» **SHORT PROBLEM**:
Every entry below should be repeated exactly; the pictures should not.

» **Data excerpts**:
○ ○ ○ ○ ○

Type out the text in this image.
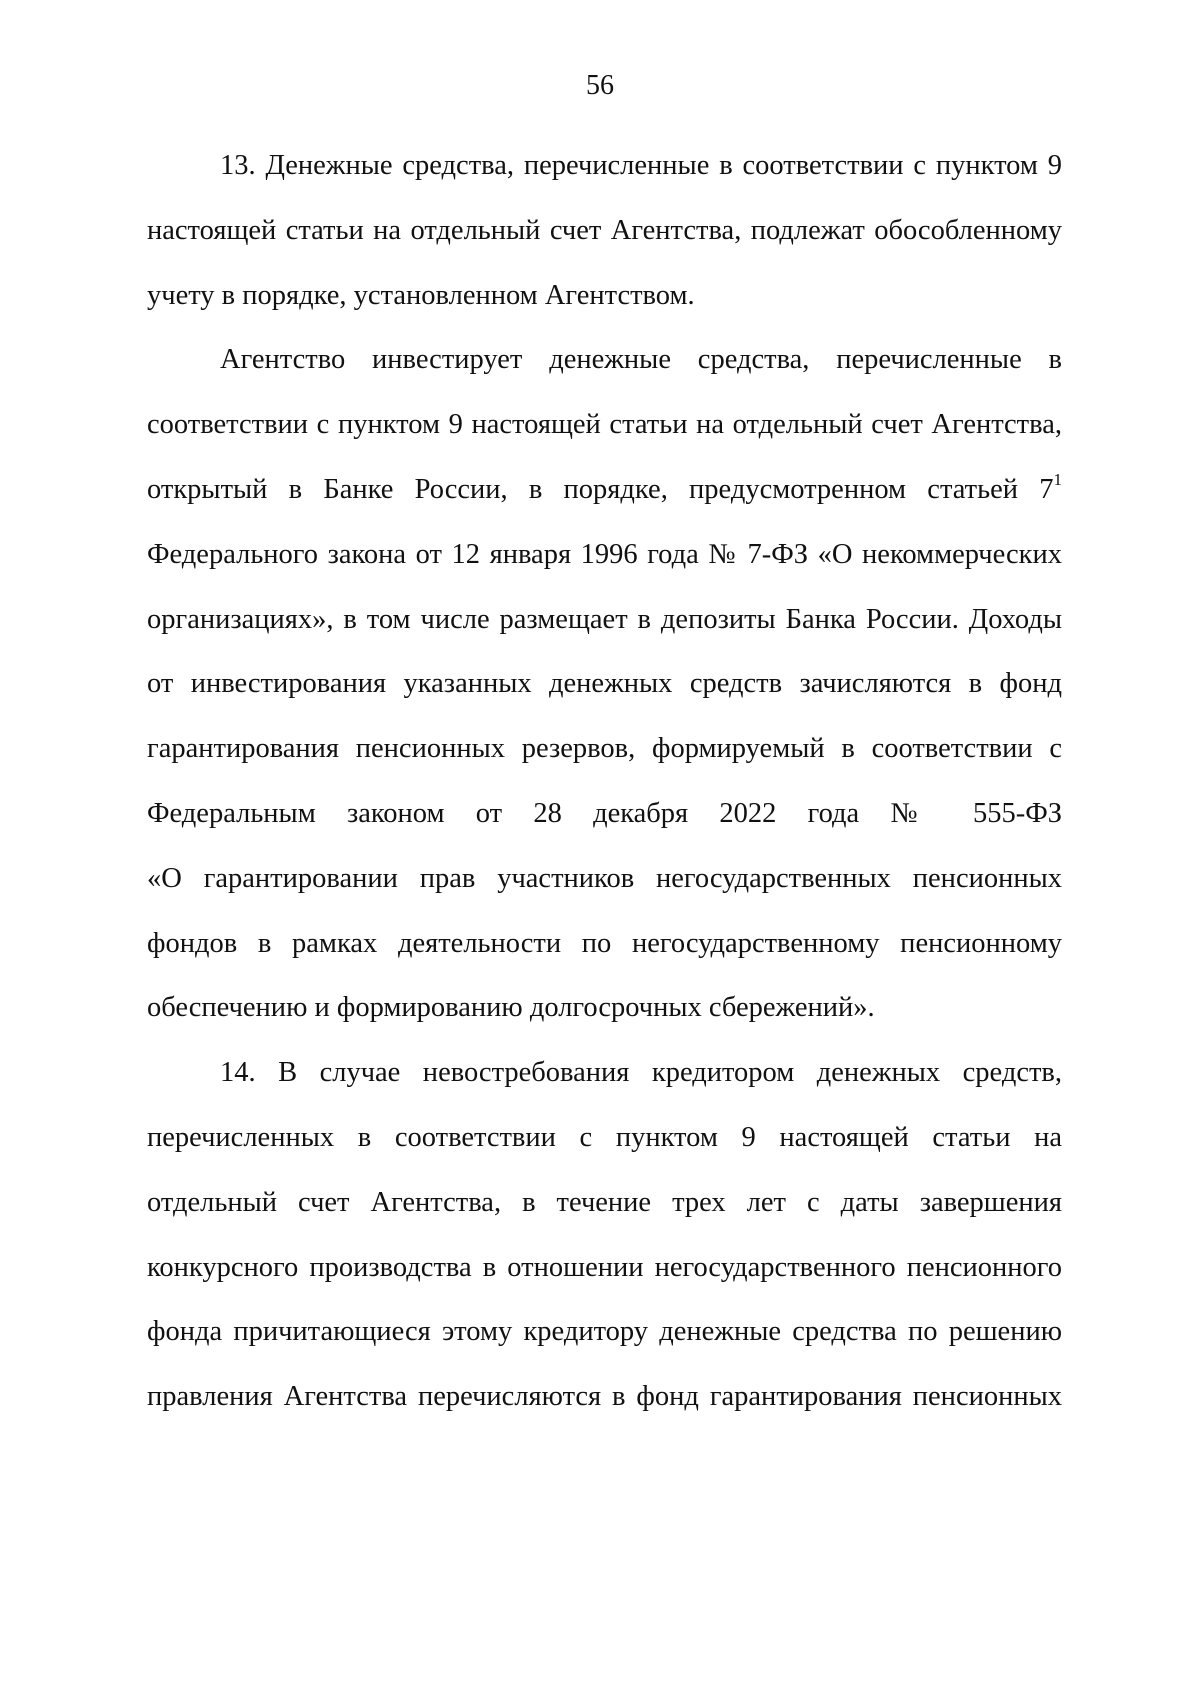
56

13. Денежные средства, перечисленные в соответствии с пунктом 9
настоящей статьи на отдельный счет Агентства, подлежат обособленному
учету в порядке, установленном Агентством.

Агентство инвестирует денежные средства, перечисленные в
соответствии с пунктом 9 настоящей статьи на отдельный счет Агентства,
открытый в Банке России, в порядке, предусмотренном статьей 7$^1$
Федерального закона от 12 января 1996 года № 7-ФЗ «О некоммерческих
организациях», в том числе размещает в депозиты Банка России. Доходы
от инвестирования указанных денежных средств зачисляются в фонд
гарантирования пенсионных резервов, формируемый в соответствии с
Федеральным законом от 28 декабря 2022 года № 555-ФЗ
«О гарантировании прав участников негосударственных пенсионных
фондов в рамках деятельности по негосударственному пенсионному
обеспечению и формированию долгосрочных сбережений».

14. В случае невостребования кредитором денежных средств,
перечисленных в соответствии с пунктом 9 настоящей статьи на
отдельный счет Агентства, в течение трех лет с даты завершения
конкурсного производства в отношении негосударственного пенсионного
фонда причитающиеся этому кредитору денежные средства по решению
правления Агентства перечисляются в фонд гарантирования пенсионных
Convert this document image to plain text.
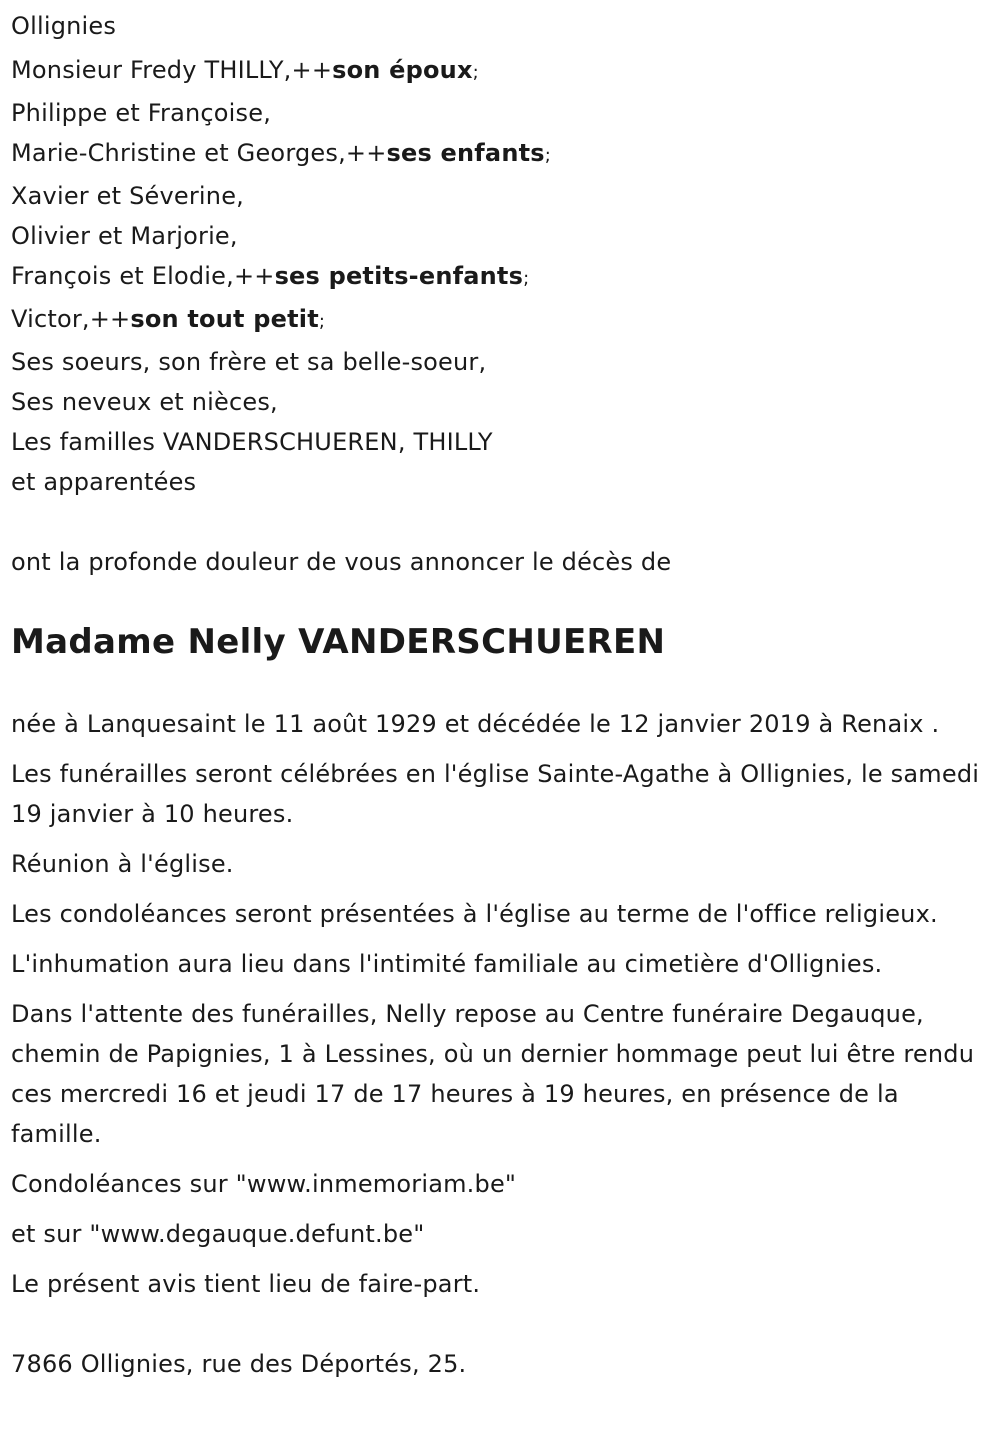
Ollignies
Monsieur Fredy THILLY,++son époux;
Philippe et Françoise,
Marie-Christine et Georges,++ses enfants;
Xavier et Séverine,
Olivier et Marjorie,
François et Elodie,++ses petits-enfants;
Victor,++son tout petit;
Ses soeurs, son frère et sa belle-soeur,
Ses neveux et nièces,
Les familles VANDERSCHUEREN, THILLY
et apparentées
ont la profonde douleur de vous annoncer le décès de
Madame Nelly VANDERSCHUEREN

née à Lanquesaint le 11 août 1929 et décédée le 12 janvier 2019 à Renaix .

Les funérailles seront célébrées en l'église Sainte-Agathe à Ollignies, le samedi 19 janvier à 10 heures.

Réunion à l'église.

Les condoléances seront présentées à l'église au terme de l'office religieux.

L'inhumation aura lieu dans l'intimité familiale au cimetière d'Ollignies.

Dans l'attente des funérailles, Nelly repose au Centre funéraire Degauque, chemin de Papignies, 1 à Lessines, où un dernier hommage peut lui être rendu ces mercredi 16 et jeudi 17 de 17 heures à 19 heures, en présence de la famille.

Condoléances sur "www.inmemoriam.be"

et sur "www.degauque.defunt.be"

Le présent avis tient lieu de faire-part.

7866 Ollignies, rue des Déportés, 25.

○ ○ ○ ○ ○

» **SOLUTION FOR THIS EXERCISE**:
Type out the text in this image.
56

13. Денежные средства, перечисленные в соответствии с пунктом 9
настоящей статьи на отдельный счет Агентства, подлежат обособленному
учету в порядке, установленном Агентством.

Агентство инвестирует денежные средства, перечисленные в
соответствии с пунктом 9 настоящей статьи на отдельный счет Агентства,
открытый в Банке России, в порядке, предусмотренном статьей 7$^1$
Федерального закона от 12 января 1996 года № 7-ФЗ «О некоммерческих
организациях», в том числе размещает в депозиты Банка России. Доходы
от инвестирования указанных денежных средств зачисляются в фонд
гарантирования пенсионных резервов, формируемый в соответствии с
Федеральным законом от 28 декабря 2022 года № 555-ФЗ
«О гарантировании прав участников негосударственных пенсионных
фондов в рамках деятельности по негосударственному пенсионному
обеспечению и формированию долгосрочных сбережений».

14. В случае невостребования кредитором денежных средств,
перечисленных в соответствии с пунктом 9 настоящей статьи на
отдельный счет Агентства, в течение трех лет с даты завершения
конкурсного производства в отношении негосударственного пенсионного
фонда причитающиеся этому кредитору денежные средства по решению
правления Агентства перечисляются в фонд гарантирования пенсионных
Convert this document image to plain text.
Ollignies
Monsieur Fredy THILLY,++son époux;
Philippe et Françoise,
Marie-Christine et Georges,++ses enfants;
Xavier et Séverine,
Olivier et Marjorie,
François et Elodie,++ses petits-enfants;
Victor,++son tout petit;
Ses soeurs, son frère et sa belle-soeur,
Ses neveux et nièces,
Les familles VANDERSCHUEREN, THILLY
et apparentées
ont la profonde douleur de vous annoncer le décès de
Madame Nelly VANDERSCHUEREN

née à Lanquesaint le 11 août 1929 et décédée le 12 janvier 2019 à Renaix .

Les funérailles seront célébrées en l'église Sainte-Agathe à Ollignies, le samedi 19 janvier à 10 heures.

Réunion à l'église.

Les condoléances seront présentées à l'église au terme de l'office religieux.

L'inhumation aura lieu dans l'intimité familiale au cimetière d'Ollignies.

Dans l'attente des funérailles, Nelly repose au Centre funéraire Degauque, chemin de Papignies, 1 à Lessines, où un dernier hommage peut lui être rendu ces mercredi 16 et jeudi 17 de 17 heures à 19 heures, en présence de la famille.

Condoléances sur "www.inmemoriam.be"

et sur "www.degauque.defunt.be"

Le présent avis tient lieu de faire-part.

7866 Ollignies, rue des Déportés, 25.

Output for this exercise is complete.